--- start of Dataset entries ---

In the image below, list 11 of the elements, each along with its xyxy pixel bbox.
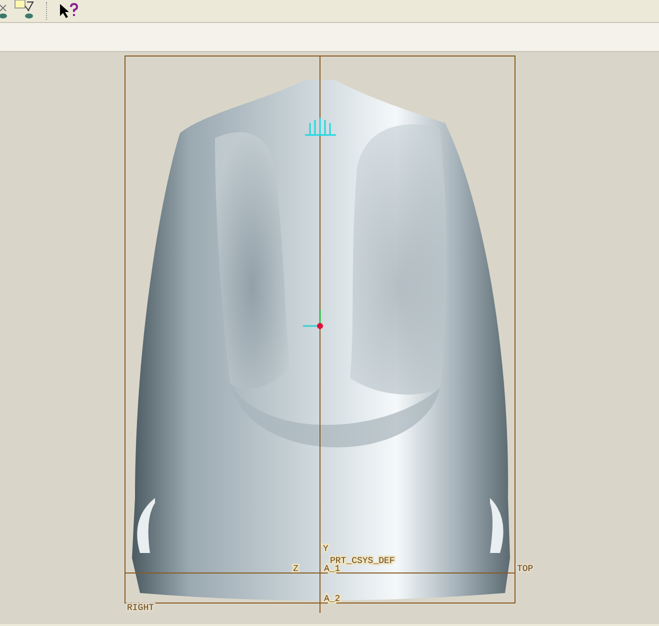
coordinate-axes-icon: [303, 310, 323, 329]
datum-label: Z: [293, 564, 298, 574]
datum-label: A_2: [324, 594, 340, 604]
datum-label: TOP: [517, 564, 534, 574]
datum-label: RIGHT: [127, 603, 154, 613]
graphics-viewport[interactable]: PRT_CSYS_DEF A_1 A_2 TOP RIGHT Y Z: [0, 52, 659, 624]
datum-label: Y: [323, 544, 328, 554]
datum-label: A_1: [324, 564, 340, 574]
symmetry-marker-icon: [304, 117, 337, 136]
help-pointer-icon[interactable]: [59, 3, 79, 19]
datum-label: PRT_CSYS_DEF: [330, 556, 395, 566]
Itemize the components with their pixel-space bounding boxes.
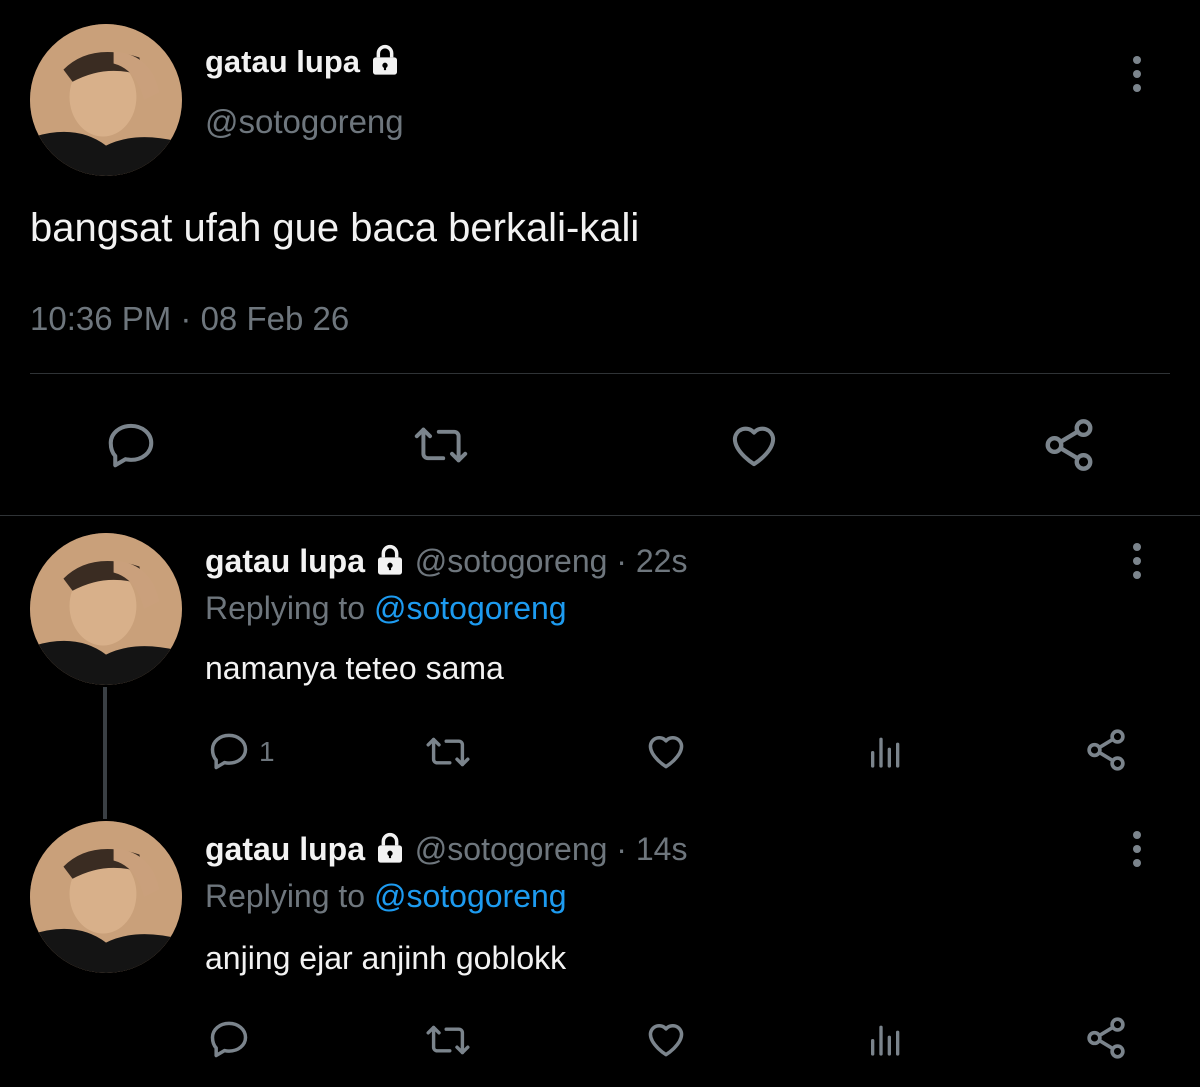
- retweet-icon[interactable]: [408, 418, 474, 472]
- like-icon[interactable]: [726, 418, 782, 472]
- divider: [0, 515, 1200, 516]
- more-icon[interactable]: [1131, 543, 1143, 579]
- thread-line: [103, 687, 107, 819]
- reply-count: 1: [259, 736, 275, 767]
- retweet-icon[interactable]: [421, 730, 475, 774]
- display-name[interactable]: gatau lupa: [205, 44, 401, 84]
- replying-handle-link[interactable]: @sotogoreng: [374, 590, 567, 626]
- reply-text: namanya teteo sama: [205, 650, 504, 686]
- lock-icon: [369, 44, 401, 84]
- replying-prefix: Replying to: [205, 590, 366, 626]
- more-icon[interactable]: [1131, 831, 1143, 867]
- replying-prefix: Replying to: [205, 878, 366, 914]
- replying-to: Replying to @sotogoreng: [205, 590, 567, 627]
- views-icon[interactable]: [866, 731, 906, 771]
- reply-icon[interactable]: [104, 418, 158, 472]
- tweet-timestamp[interactable]: 10:36 PM · 08 Feb 26: [30, 300, 349, 338]
- replying-handle-link[interactable]: @sotogoreng: [374, 878, 567, 914]
- reply-age: · 14s: [616, 831, 688, 867]
- avatar[interactable]: [30, 821, 182, 973]
- lock-icon: [374, 544, 406, 584]
- retweet-icon[interactable]: [421, 1018, 475, 1062]
- avatar[interactable]: [30, 24, 182, 176]
- like-icon[interactable]: [642, 729, 690, 773]
- user-handle[interactable]: @sotogoreng: [415, 831, 608, 867]
- replying-to: Replying to @sotogoreng: [205, 878, 567, 915]
- reply-icon[interactable]: [207, 729, 251, 773]
- avatar[interactable]: [30, 533, 182, 685]
- divider: [30, 373, 1170, 374]
- reply-header: gatau lupa @sotogoreng · 14s: [205, 831, 687, 872]
- share-icon[interactable]: [1083, 1015, 1129, 1061]
- reply-text: anjing ejar anjinh goblokk: [205, 940, 567, 976]
- tweet-text: bangsat ufah gue baca berkali-kali: [30, 206, 640, 250]
- user-handle[interactable]: @sotogoreng: [205, 103, 404, 141]
- like-icon[interactable]: [642, 1017, 690, 1061]
- display-name[interactable]: gatau lupa: [205, 543, 365, 579]
- user-handle[interactable]: @sotogoreng: [415, 543, 608, 579]
- lock-icon: [374, 832, 406, 872]
- views-icon[interactable]: [866, 1019, 906, 1059]
- reply-header: gatau lupa @sotogoreng · 22s: [205, 543, 687, 584]
- display-name[interactable]: gatau lupa: [205, 831, 365, 867]
- share-icon[interactable]: [1083, 727, 1129, 773]
- more-icon[interactable]: [1131, 56, 1143, 92]
- share-icon[interactable]: [1040, 416, 1098, 474]
- reply-icon[interactable]: [207, 1017, 251, 1061]
- reply-age: · 22s: [616, 543, 688, 579]
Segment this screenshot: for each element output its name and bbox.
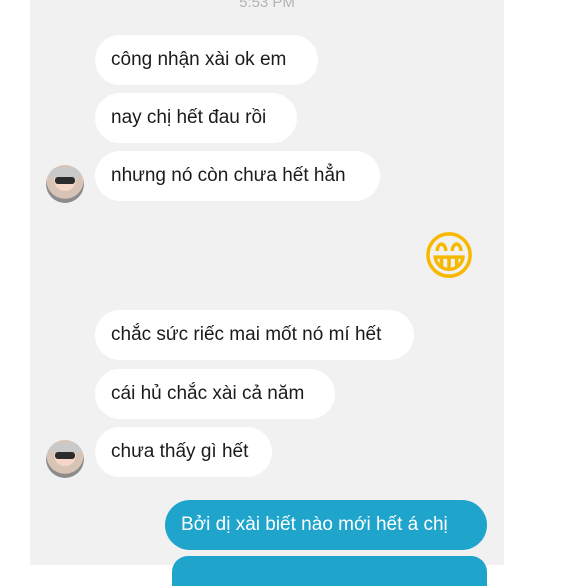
contact-avatar[interactable] bbox=[46, 165, 84, 203]
outgoing-message-partial[interactable] bbox=[172, 556, 487, 586]
contact-avatar[interactable] bbox=[46, 440, 84, 478]
chat-thread: 5:53 PM công nhận xài ok em nay chị hết … bbox=[30, 0, 504, 586]
incoming-message[interactable]: chưa thấy gì hết bbox=[95, 427, 272, 477]
incoming-message[interactable]: chắc sức riếc mai mốt nó mí hết bbox=[95, 310, 414, 360]
incoming-message[interactable]: công nhận xài ok em bbox=[95, 35, 318, 85]
outgoing-message[interactable]: Bởi dị xài biết nào mới hết á chị bbox=[165, 500, 487, 550]
grinning-face-emoji-icon[interactable]: 😁 bbox=[420, 228, 478, 286]
message-timestamp: 5:53 PM bbox=[239, 0, 295, 11]
avatar-sunglasses bbox=[55, 177, 75, 184]
incoming-message[interactable]: nhưng nó còn chưa hết hẳn bbox=[95, 151, 380, 201]
incoming-message[interactable]: cái hủ chắc xài cả năm bbox=[95, 369, 335, 419]
avatar-sunglasses bbox=[55, 452, 75, 459]
incoming-message[interactable]: nay chị hết đau rồi bbox=[95, 93, 297, 143]
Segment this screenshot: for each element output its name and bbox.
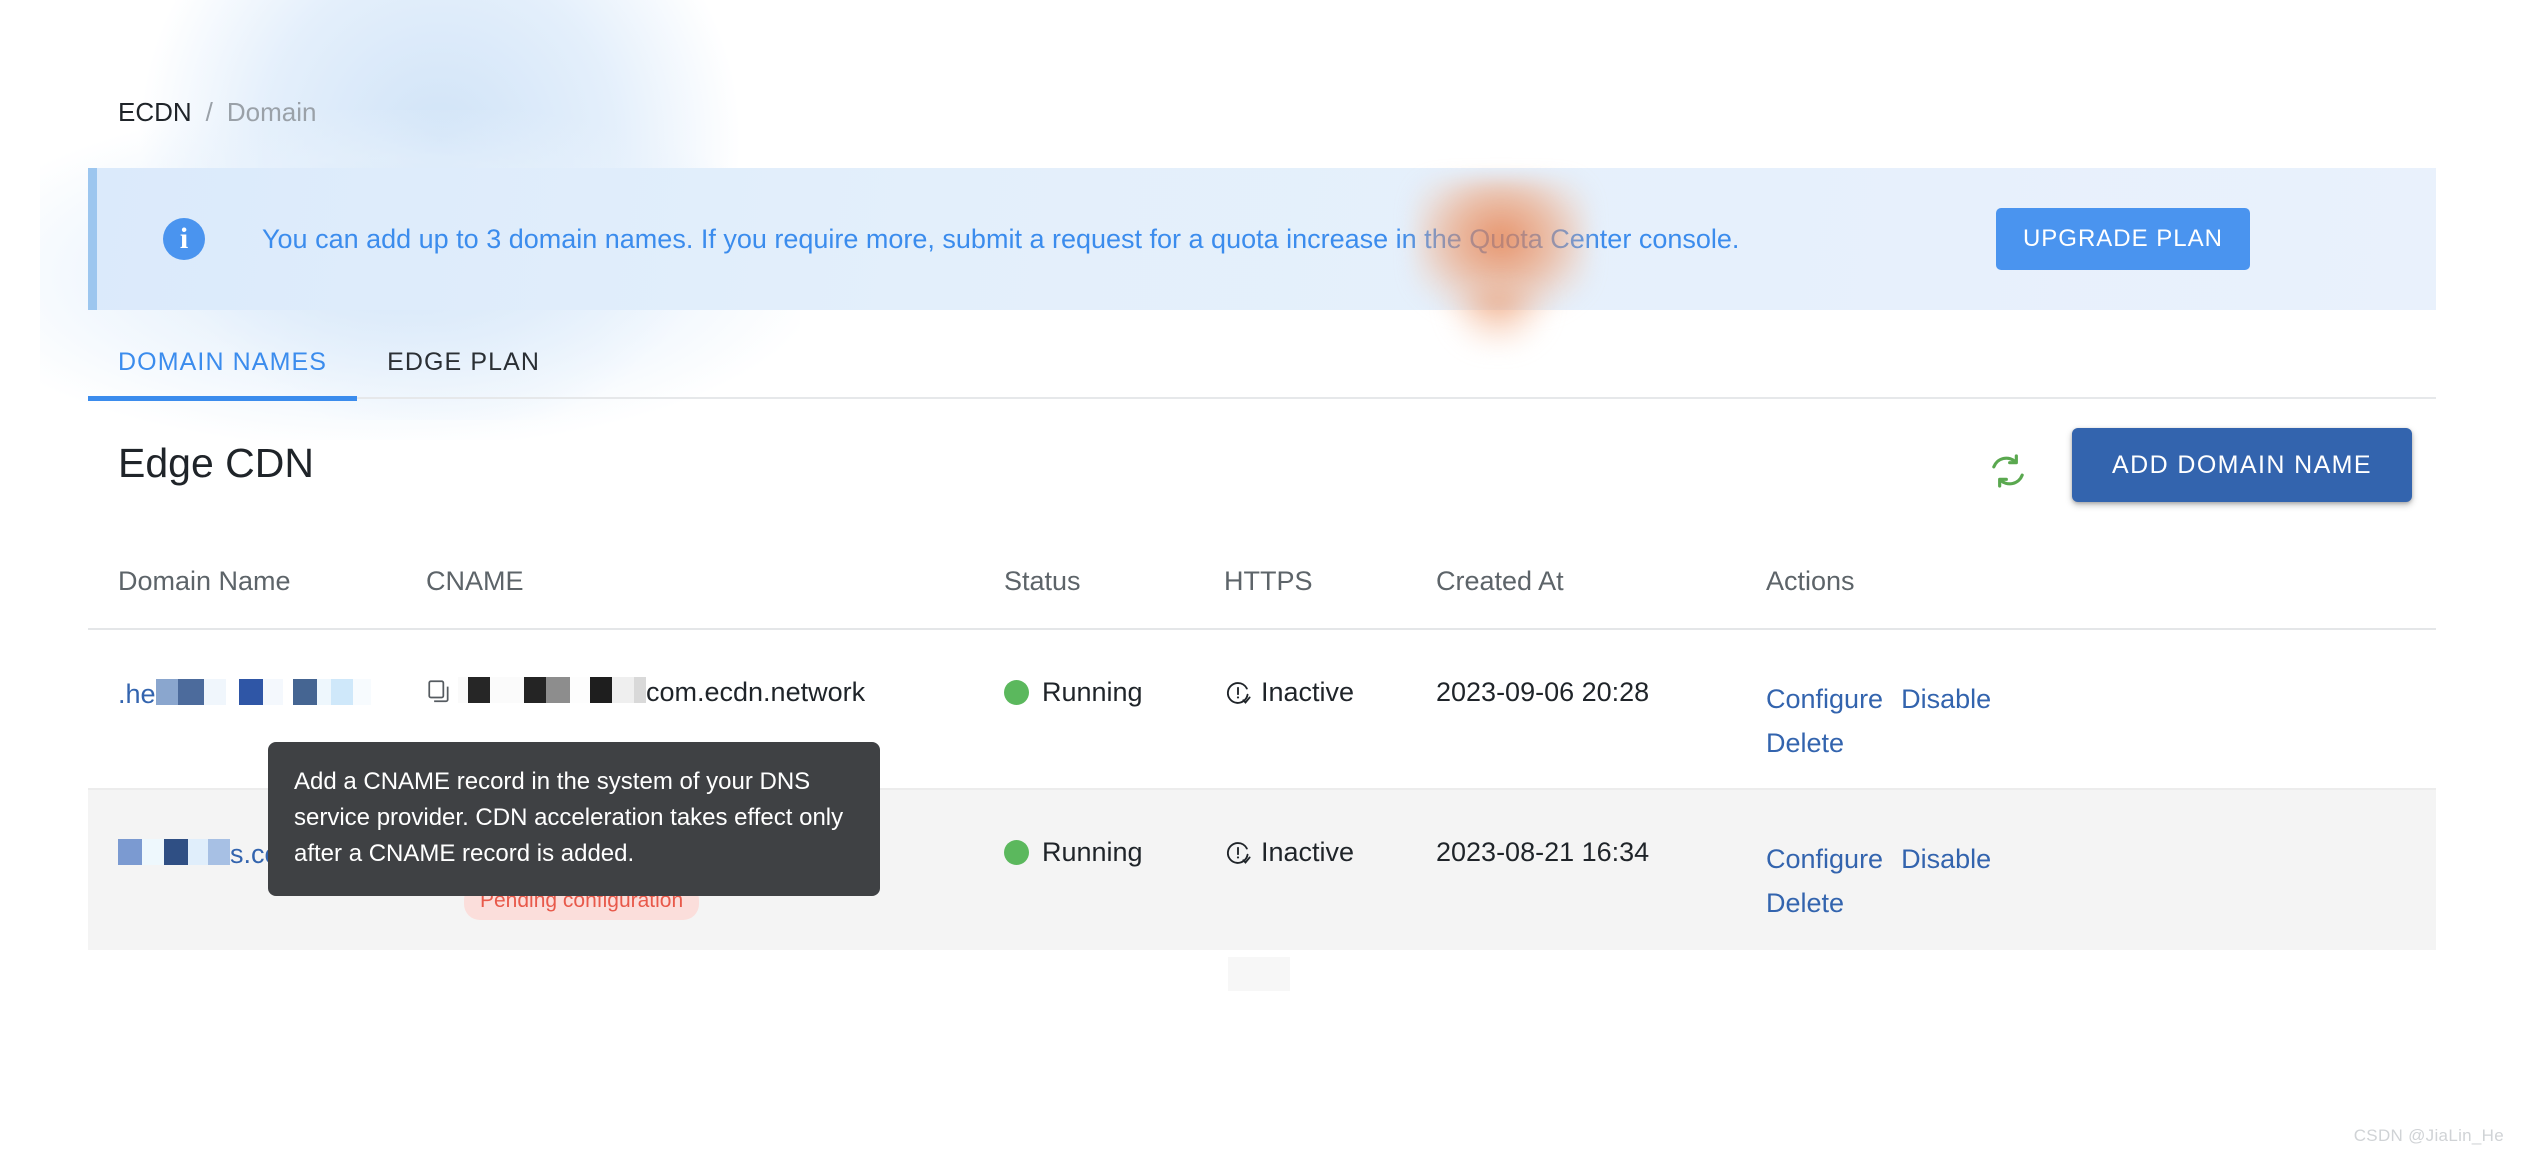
cell-actions: Configure Disable Delete <box>1766 790 2166 925</box>
col-header-cname: CNAME <box>426 565 524 596</box>
col-header-domain-name: Domain Name <box>118 565 291 596</box>
configure-link[interactable]: Configure <box>1766 677 1883 721</box>
tab-edge-plan[interactable]: EDGE PLAN <box>357 325 570 399</box>
created-at-value: 2023-08-21 16:34 <box>1436 837 1650 867</box>
cell-domain-name: .he <box>88 630 426 711</box>
cell-actions: Configure Disable Delete <box>1766 630 2166 765</box>
cell-created-at: 2023-09-06 20:28 <box>1436 630 1766 708</box>
page-title: Edge CDN <box>118 440 314 486</box>
add-domain-name-button[interactable]: ADD DOMAIN NAME <box>2072 428 2412 502</box>
cname-tooltip: Add a CNAME record in the system of your… <box>268 742 880 896</box>
tab-domain-names[interactable]: DOMAIN NAMES <box>88 325 358 401</box>
breadcrumb-current: Domain <box>226 97 317 127</box>
configure-link[interactable]: Configure <box>1766 837 1883 881</box>
breadcrumb-root[interactable]: ECDN <box>118 96 192 128</box>
alert-message: You can add up to 3 domain names. If you… <box>262 224 1740 254</box>
delete-link[interactable]: Delete <box>1766 881 2048 925</box>
disable-link[interactable]: Disable <box>1901 837 1991 881</box>
alert-circle-icon <box>1224 679 1252 707</box>
alert-circle-icon <box>1224 839 1252 867</box>
cell-status: Running <box>1004 790 1224 868</box>
status-dot-icon <box>1004 680 1029 705</box>
delete-link[interactable]: Delete <box>1766 721 2048 765</box>
cell-created-at: 2023-08-21 16:34 <box>1436 790 1766 868</box>
status-dot-icon <box>1004 840 1029 865</box>
created-at-value: 2023-09-06 20:28 <box>1436 677 1650 707</box>
redacted-mosaic <box>155 678 371 710</box>
row-artifact <box>1228 957 1290 991</box>
copy-icon[interactable] <box>426 677 452 705</box>
breadcrumb-separator: / <box>205 97 213 127</box>
table-header-row: Domain Name CNAME Status HTTPS Created A… <box>88 534 2436 630</box>
watermark: CSDN @JiaLin_He <box>2353 1126 2504 1145</box>
status-label: Running <box>1042 837 1143 867</box>
upgrade-plan-button[interactable]: UPGRADE PLAN <box>1995 208 2250 270</box>
col-header-https: HTTPS <box>1224 565 1313 596</box>
domain-prefix: .he <box>118 678 156 709</box>
https-label: Inactive <box>1261 837 1355 867</box>
cell-cname: com.ecdn.network <box>426 630 1004 711</box>
tab-bar: DOMAIN NAMES EDGE PLAN <box>88 325 2436 401</box>
col-header-actions: Actions <box>1766 565 1855 596</box>
cname-suffix: com.ecdn.network <box>646 677 866 707</box>
https-label: Inactive <box>1261 677 1355 707</box>
col-header-status: Status <box>1004 565 1081 596</box>
domain-name-value: .he <box>118 677 426 711</box>
cell-https: Inactive <box>1224 630 1436 708</box>
page-root: ECDN / Domain i You can add up to 3 doma… <box>0 0 2522 1160</box>
cell-status: Running <box>1004 630 1224 708</box>
disable-link[interactable]: Disable <box>1901 677 1991 721</box>
breadcrumb: ECDN / Domain <box>118 96 317 128</box>
cell-https: Inactive <box>1224 790 1436 868</box>
quota-alert-banner: i You can add up to 3 domain names. If y… <box>88 168 2436 310</box>
col-header-created-at: Created At <box>1436 565 1564 596</box>
refresh-icon[interactable] <box>1985 448 2031 494</box>
cname-value: com.ecdn.network <box>426 677 1004 711</box>
redacted-mosaic <box>118 838 230 870</box>
redacted-mosaic <box>458 677 646 708</box>
status-label: Running <box>1042 677 1143 707</box>
info-icon: i <box>163 218 205 260</box>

--- end of Dataset entries ---

--- Aim ---
Reproduce the lines above exactly as they appear, from the line that contains "- retweet-icon[interactable]: [408, 418, 474, 472]" to the line that contains "- reply-count: 1: [259, 736, 275, 767]", including both of those lines.

--- Result for this exercise ---
- retweet-icon[interactable]: [408, 418, 474, 472]
- like-icon[interactable]: [726, 418, 782, 472]
- divider: [0, 515, 1200, 516]
- more-icon[interactable]: [1131, 543, 1143, 579]
- thread-line: [103, 687, 107, 819]
- reply-count: 1: [259, 736, 275, 767]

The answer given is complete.